» **EXERCISE OBJECTIVE**
Report back each line of the records that contains the string "this".

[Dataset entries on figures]

— Start —

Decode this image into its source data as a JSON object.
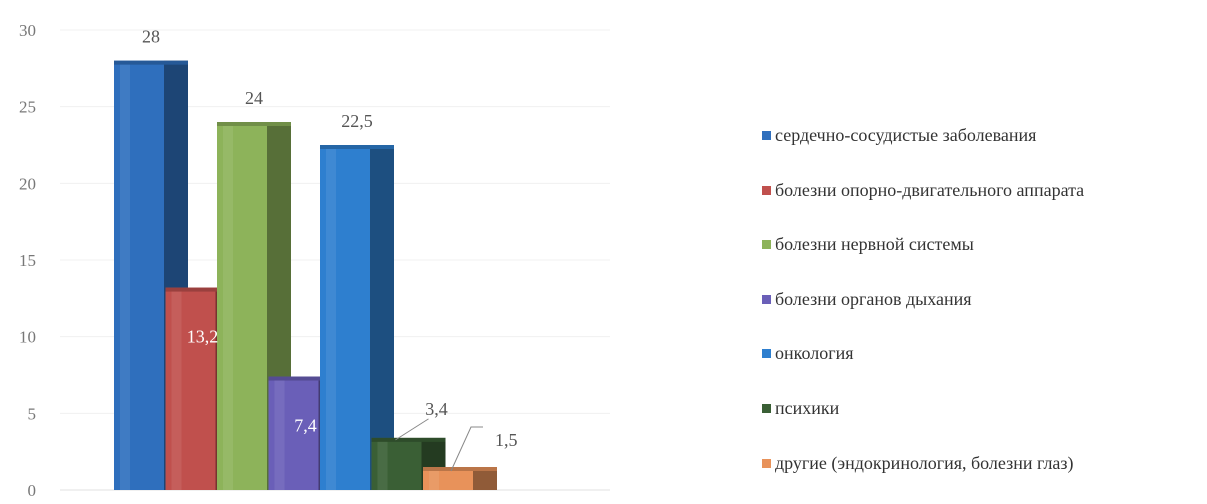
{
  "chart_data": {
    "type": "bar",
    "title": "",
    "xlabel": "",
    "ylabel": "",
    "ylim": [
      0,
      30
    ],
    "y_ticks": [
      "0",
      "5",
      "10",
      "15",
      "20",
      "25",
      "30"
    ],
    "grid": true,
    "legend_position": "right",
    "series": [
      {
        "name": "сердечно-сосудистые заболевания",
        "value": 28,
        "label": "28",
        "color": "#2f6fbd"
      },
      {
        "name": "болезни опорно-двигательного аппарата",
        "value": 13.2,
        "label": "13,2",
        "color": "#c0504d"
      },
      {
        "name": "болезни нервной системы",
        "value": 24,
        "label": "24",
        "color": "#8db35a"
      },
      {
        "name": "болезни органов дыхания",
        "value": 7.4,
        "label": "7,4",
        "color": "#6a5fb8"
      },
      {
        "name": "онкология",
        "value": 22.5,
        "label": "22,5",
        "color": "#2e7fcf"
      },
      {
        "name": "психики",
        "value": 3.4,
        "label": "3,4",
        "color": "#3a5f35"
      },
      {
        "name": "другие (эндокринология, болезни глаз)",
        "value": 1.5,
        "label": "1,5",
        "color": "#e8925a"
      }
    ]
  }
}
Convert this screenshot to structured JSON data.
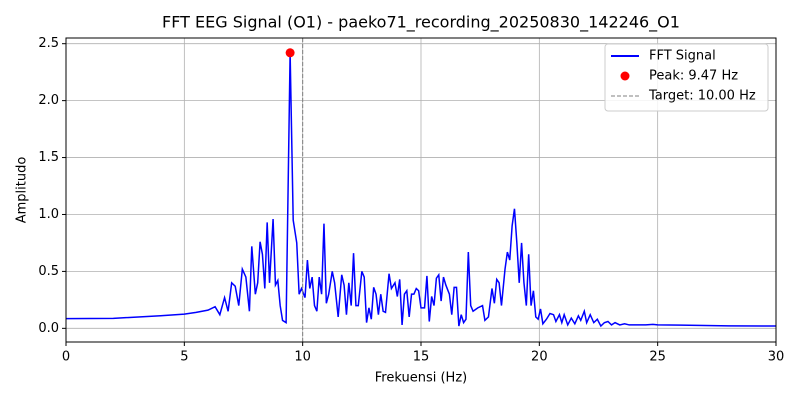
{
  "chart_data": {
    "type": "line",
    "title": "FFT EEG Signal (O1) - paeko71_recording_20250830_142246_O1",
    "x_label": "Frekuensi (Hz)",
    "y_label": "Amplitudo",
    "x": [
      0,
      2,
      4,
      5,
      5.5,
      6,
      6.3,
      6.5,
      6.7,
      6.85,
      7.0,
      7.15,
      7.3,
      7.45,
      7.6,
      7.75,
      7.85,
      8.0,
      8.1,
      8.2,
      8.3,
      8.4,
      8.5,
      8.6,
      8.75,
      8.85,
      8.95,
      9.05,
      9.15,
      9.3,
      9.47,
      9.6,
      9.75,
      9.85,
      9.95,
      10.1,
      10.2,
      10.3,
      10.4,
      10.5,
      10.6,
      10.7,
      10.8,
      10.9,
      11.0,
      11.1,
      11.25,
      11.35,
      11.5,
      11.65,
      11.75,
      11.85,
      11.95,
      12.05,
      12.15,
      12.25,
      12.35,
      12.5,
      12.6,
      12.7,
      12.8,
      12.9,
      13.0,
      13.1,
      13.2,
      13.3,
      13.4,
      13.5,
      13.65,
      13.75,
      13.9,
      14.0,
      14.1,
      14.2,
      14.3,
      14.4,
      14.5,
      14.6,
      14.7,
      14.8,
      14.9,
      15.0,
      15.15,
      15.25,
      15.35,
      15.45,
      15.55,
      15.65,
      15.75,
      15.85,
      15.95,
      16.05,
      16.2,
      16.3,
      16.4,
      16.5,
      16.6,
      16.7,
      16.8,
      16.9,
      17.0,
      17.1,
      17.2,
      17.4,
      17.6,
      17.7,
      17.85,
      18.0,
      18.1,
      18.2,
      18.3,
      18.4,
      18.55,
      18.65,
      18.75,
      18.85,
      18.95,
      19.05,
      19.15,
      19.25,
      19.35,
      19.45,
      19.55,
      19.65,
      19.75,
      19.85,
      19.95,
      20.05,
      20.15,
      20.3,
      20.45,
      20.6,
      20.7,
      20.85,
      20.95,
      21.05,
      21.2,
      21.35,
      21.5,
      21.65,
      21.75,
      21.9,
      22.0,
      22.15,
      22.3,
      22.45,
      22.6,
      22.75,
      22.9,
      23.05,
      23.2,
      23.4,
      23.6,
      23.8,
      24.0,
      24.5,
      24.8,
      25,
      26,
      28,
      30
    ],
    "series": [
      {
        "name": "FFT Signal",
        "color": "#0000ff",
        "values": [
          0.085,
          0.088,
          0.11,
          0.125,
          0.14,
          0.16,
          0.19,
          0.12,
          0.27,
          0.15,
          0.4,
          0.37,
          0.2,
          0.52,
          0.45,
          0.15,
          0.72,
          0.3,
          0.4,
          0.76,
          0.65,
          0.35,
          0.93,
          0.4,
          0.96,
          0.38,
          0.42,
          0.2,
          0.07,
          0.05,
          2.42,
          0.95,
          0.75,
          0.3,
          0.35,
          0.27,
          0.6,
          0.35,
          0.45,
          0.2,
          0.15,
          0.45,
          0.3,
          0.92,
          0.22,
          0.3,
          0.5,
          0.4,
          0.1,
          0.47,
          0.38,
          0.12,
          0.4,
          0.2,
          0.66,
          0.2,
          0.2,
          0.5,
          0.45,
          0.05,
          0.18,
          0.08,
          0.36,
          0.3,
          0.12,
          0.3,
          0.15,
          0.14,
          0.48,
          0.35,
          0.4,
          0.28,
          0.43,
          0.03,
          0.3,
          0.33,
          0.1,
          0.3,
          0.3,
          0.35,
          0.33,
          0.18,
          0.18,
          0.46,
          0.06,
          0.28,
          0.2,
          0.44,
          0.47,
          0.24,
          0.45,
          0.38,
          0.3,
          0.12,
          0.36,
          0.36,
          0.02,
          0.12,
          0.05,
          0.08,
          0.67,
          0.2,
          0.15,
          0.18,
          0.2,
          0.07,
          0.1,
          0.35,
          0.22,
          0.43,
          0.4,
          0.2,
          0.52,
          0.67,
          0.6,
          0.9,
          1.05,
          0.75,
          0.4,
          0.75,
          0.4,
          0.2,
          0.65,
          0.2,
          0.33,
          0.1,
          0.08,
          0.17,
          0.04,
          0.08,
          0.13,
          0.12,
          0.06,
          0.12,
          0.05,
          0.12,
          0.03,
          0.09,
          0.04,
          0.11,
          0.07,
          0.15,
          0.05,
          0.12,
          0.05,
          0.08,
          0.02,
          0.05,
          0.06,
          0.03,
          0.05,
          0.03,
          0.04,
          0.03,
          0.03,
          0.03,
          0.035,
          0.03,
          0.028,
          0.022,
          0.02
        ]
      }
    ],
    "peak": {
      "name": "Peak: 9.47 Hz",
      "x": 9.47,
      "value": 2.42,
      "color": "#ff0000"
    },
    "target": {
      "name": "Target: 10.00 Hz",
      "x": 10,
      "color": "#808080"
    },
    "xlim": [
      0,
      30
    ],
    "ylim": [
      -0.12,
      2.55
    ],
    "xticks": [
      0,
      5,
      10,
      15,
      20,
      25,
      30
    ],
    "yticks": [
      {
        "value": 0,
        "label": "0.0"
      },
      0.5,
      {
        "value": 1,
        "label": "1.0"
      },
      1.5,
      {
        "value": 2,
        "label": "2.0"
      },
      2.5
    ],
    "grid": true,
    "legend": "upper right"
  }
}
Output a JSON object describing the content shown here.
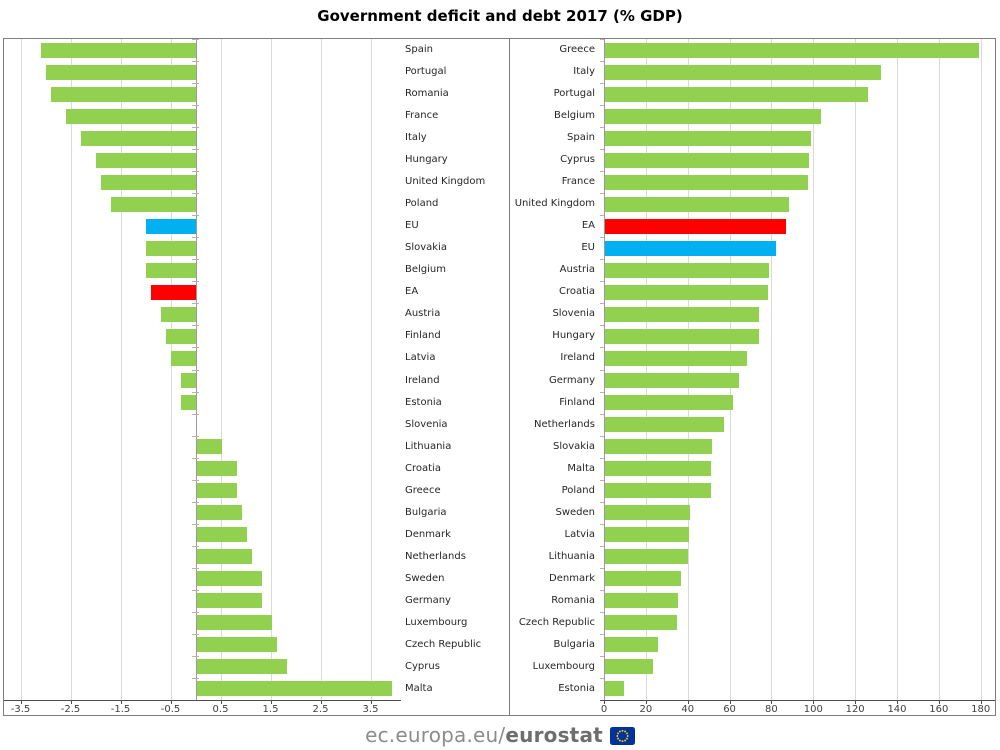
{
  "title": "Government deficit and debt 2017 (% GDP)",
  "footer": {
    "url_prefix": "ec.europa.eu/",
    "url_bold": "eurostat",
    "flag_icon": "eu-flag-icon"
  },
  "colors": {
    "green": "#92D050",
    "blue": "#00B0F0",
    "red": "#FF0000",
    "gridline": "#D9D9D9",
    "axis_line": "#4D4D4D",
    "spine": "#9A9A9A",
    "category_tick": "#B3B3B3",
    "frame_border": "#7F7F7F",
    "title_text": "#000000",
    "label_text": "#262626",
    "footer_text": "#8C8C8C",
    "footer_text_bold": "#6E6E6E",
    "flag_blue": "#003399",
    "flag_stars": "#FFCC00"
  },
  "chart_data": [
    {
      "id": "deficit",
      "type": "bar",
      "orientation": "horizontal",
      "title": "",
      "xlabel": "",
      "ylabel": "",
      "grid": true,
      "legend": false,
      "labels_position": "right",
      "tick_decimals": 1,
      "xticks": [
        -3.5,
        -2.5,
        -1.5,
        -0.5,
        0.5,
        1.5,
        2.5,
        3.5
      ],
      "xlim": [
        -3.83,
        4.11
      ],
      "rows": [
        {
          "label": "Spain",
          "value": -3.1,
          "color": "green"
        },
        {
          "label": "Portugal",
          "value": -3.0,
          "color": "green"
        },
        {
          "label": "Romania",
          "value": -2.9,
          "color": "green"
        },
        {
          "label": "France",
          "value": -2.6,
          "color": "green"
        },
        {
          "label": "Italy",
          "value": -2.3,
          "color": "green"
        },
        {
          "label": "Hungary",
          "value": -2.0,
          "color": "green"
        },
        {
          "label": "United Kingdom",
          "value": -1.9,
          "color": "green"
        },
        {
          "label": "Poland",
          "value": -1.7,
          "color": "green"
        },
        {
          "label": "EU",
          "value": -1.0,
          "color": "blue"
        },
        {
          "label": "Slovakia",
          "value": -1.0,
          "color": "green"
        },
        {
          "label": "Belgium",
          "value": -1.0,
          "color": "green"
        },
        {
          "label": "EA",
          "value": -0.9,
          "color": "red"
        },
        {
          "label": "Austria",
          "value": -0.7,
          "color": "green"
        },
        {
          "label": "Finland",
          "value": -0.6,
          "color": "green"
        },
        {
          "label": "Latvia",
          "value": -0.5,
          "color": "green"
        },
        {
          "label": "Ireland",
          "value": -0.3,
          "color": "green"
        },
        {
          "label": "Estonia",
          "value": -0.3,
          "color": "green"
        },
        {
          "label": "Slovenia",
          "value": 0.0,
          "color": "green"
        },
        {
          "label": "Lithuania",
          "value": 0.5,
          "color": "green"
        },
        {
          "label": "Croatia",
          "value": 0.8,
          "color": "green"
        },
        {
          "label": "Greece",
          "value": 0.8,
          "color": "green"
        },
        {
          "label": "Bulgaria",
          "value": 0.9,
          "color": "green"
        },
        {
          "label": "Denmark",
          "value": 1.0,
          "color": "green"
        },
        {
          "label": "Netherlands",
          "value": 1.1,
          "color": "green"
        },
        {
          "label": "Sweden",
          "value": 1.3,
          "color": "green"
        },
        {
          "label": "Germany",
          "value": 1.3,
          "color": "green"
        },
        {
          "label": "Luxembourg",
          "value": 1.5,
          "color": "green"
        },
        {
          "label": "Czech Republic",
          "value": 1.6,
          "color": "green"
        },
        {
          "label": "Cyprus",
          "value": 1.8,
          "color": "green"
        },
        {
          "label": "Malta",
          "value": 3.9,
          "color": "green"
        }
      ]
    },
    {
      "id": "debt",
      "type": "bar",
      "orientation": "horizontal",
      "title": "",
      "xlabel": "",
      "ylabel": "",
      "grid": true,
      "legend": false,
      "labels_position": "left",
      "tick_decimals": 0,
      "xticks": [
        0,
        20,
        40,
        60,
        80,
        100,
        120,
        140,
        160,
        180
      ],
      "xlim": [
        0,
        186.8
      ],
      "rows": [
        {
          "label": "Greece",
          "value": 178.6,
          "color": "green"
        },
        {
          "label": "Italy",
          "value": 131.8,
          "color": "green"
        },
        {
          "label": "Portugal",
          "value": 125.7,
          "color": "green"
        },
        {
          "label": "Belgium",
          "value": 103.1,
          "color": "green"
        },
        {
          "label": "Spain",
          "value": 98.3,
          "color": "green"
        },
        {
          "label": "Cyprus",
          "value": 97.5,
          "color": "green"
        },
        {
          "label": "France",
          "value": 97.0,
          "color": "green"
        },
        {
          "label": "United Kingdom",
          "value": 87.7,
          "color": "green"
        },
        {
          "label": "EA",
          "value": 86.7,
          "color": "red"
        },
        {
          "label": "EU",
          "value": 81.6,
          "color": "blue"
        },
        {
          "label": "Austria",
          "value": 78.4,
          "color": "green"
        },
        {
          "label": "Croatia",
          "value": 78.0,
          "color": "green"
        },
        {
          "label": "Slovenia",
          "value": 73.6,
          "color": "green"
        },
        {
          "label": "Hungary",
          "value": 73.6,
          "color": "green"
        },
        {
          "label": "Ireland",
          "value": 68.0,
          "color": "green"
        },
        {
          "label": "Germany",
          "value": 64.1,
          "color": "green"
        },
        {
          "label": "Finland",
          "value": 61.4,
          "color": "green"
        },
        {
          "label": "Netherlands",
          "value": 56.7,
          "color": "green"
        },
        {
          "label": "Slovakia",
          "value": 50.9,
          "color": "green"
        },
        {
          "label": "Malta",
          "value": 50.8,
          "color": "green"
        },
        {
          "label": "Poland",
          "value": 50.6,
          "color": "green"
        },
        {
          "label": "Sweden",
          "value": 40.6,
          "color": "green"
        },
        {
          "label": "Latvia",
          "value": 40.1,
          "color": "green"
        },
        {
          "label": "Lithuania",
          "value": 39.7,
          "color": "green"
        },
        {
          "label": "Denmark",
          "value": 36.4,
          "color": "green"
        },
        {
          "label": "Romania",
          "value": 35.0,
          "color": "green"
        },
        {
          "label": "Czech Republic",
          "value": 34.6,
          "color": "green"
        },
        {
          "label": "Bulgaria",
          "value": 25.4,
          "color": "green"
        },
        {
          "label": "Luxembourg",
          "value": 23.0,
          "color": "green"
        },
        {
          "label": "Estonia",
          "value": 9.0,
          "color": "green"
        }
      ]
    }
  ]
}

— End —

» **COMPLETE ANSWER**
Decode this image into its source data as a JSON object.
Convert this screenshot to structured JSON data.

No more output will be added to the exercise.